(Rows from a dataset)
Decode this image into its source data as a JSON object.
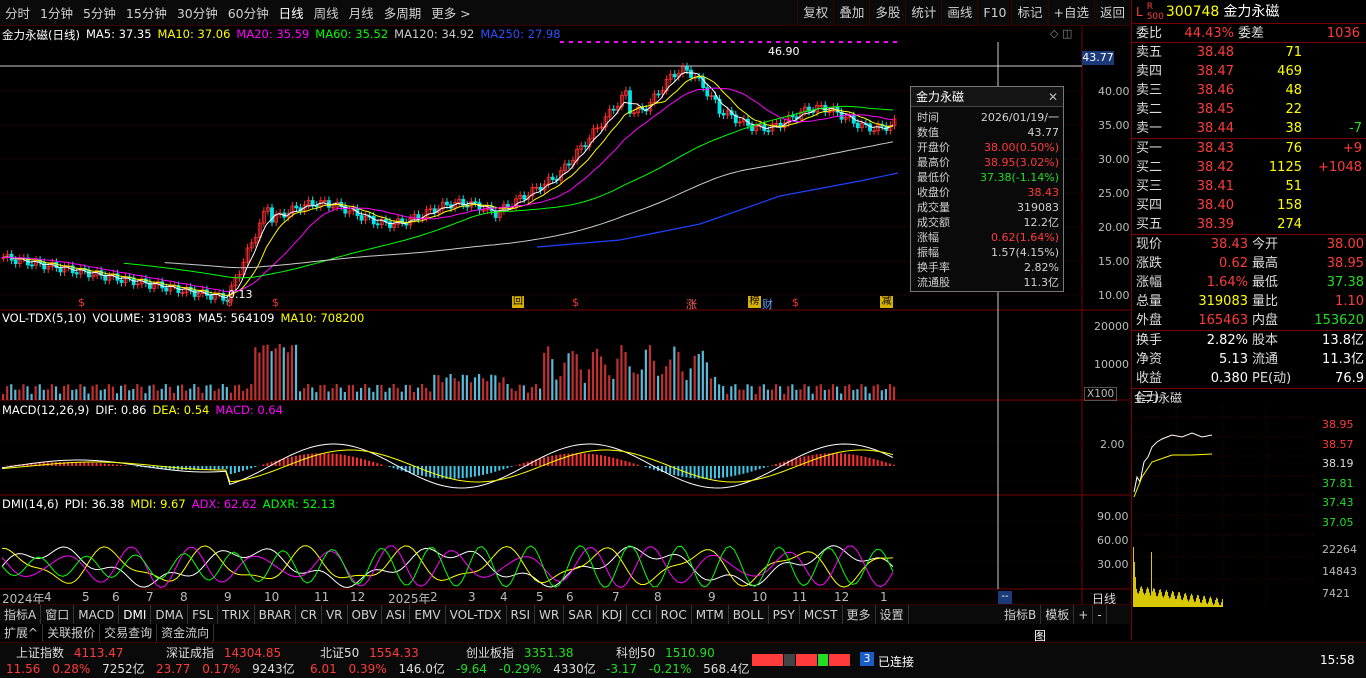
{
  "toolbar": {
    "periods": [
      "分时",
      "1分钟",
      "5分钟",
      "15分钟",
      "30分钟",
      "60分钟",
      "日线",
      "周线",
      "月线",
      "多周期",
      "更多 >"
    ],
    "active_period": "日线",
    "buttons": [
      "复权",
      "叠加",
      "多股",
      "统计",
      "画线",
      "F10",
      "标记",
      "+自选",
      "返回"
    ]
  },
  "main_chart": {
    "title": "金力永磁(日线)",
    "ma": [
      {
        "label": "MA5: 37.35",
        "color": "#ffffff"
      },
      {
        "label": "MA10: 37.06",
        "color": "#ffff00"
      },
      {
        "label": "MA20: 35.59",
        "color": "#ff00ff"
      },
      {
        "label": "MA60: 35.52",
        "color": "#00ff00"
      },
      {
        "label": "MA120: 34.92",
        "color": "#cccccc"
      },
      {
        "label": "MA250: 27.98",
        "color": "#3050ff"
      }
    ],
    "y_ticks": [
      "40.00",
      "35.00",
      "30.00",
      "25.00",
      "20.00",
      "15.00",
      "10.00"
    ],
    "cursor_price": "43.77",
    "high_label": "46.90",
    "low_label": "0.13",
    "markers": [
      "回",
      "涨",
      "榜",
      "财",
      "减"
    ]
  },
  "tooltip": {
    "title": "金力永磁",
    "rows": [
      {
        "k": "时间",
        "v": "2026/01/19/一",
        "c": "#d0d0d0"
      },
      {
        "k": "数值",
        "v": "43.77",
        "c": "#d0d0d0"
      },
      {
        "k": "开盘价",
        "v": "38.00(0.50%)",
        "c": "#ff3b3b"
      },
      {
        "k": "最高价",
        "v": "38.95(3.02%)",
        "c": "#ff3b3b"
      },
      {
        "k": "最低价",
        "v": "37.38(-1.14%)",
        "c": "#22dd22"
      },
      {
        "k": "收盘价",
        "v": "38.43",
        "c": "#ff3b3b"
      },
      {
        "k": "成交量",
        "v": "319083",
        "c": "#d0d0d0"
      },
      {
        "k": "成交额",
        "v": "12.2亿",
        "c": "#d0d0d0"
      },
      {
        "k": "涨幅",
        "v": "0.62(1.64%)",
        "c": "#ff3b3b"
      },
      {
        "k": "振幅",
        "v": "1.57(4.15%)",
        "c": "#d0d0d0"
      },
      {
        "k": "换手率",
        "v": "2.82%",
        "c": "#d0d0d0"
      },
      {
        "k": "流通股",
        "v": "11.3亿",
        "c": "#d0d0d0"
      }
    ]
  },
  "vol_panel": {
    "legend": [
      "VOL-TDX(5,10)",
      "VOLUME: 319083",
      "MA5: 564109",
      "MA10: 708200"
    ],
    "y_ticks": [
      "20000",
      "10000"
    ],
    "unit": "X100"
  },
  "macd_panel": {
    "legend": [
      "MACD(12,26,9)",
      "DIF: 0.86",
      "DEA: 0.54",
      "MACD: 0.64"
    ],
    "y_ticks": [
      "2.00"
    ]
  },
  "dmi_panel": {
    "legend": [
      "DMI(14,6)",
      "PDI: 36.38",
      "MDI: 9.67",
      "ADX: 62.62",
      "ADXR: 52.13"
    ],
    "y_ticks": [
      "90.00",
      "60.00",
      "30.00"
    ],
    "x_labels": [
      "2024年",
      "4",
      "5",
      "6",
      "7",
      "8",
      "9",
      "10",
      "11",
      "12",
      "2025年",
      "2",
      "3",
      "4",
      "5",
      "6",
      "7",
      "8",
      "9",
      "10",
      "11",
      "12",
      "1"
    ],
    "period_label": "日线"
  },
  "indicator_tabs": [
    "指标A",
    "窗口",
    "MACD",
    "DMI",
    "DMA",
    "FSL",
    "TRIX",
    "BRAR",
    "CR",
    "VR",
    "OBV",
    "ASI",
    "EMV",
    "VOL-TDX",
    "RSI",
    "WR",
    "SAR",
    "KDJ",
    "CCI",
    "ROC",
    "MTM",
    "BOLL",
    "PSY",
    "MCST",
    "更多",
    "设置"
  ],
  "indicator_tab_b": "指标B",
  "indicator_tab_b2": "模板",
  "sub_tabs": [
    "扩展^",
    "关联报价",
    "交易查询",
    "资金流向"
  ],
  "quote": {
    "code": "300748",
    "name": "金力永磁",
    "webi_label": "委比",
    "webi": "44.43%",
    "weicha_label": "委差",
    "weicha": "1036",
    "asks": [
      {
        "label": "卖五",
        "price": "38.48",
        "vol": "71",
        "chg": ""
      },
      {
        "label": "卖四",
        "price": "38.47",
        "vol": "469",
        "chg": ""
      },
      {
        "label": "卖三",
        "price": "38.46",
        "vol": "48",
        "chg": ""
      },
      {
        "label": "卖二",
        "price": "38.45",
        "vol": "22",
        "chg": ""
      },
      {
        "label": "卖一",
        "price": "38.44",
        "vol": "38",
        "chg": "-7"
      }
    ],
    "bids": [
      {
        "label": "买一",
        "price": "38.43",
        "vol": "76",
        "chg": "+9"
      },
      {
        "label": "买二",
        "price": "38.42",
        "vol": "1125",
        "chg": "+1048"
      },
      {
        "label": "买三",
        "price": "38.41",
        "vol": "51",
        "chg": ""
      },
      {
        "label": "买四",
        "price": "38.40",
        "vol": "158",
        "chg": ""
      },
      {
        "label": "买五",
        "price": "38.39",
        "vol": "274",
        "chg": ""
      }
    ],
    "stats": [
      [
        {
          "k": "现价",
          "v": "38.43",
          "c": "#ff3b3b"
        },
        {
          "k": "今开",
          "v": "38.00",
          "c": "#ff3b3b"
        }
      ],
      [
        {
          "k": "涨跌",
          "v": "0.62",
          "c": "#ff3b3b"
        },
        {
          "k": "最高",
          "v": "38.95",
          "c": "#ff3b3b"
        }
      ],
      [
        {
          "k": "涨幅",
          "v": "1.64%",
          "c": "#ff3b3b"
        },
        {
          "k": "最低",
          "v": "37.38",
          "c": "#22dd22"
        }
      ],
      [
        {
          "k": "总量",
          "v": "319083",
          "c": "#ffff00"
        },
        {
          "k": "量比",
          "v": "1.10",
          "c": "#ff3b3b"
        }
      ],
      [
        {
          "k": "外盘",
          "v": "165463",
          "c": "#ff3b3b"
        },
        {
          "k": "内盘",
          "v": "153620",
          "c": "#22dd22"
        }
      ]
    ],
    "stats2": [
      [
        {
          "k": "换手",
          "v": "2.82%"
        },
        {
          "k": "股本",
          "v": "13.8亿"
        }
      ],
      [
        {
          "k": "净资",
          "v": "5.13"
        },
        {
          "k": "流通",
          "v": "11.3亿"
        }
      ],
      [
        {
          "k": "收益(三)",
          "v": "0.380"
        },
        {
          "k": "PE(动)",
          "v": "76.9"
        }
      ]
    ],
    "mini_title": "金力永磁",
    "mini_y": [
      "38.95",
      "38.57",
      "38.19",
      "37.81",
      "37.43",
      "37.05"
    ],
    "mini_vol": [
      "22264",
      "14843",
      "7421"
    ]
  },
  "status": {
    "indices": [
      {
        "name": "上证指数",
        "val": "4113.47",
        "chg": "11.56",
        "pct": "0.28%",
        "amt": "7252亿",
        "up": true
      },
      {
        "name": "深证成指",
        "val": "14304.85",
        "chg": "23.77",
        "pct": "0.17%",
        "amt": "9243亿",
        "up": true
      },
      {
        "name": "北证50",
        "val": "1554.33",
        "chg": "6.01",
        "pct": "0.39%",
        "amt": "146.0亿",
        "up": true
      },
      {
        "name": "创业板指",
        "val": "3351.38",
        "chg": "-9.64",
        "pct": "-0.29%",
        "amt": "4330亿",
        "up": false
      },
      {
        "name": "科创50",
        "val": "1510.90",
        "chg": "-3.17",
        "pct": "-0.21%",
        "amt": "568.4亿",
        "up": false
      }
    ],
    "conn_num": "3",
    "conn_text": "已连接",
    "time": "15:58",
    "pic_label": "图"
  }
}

(GIVEN REQUEST) State the count of lines with the word "name" in them, and write nothing else.

(SOLUTION TO THIS PROBLEM) 6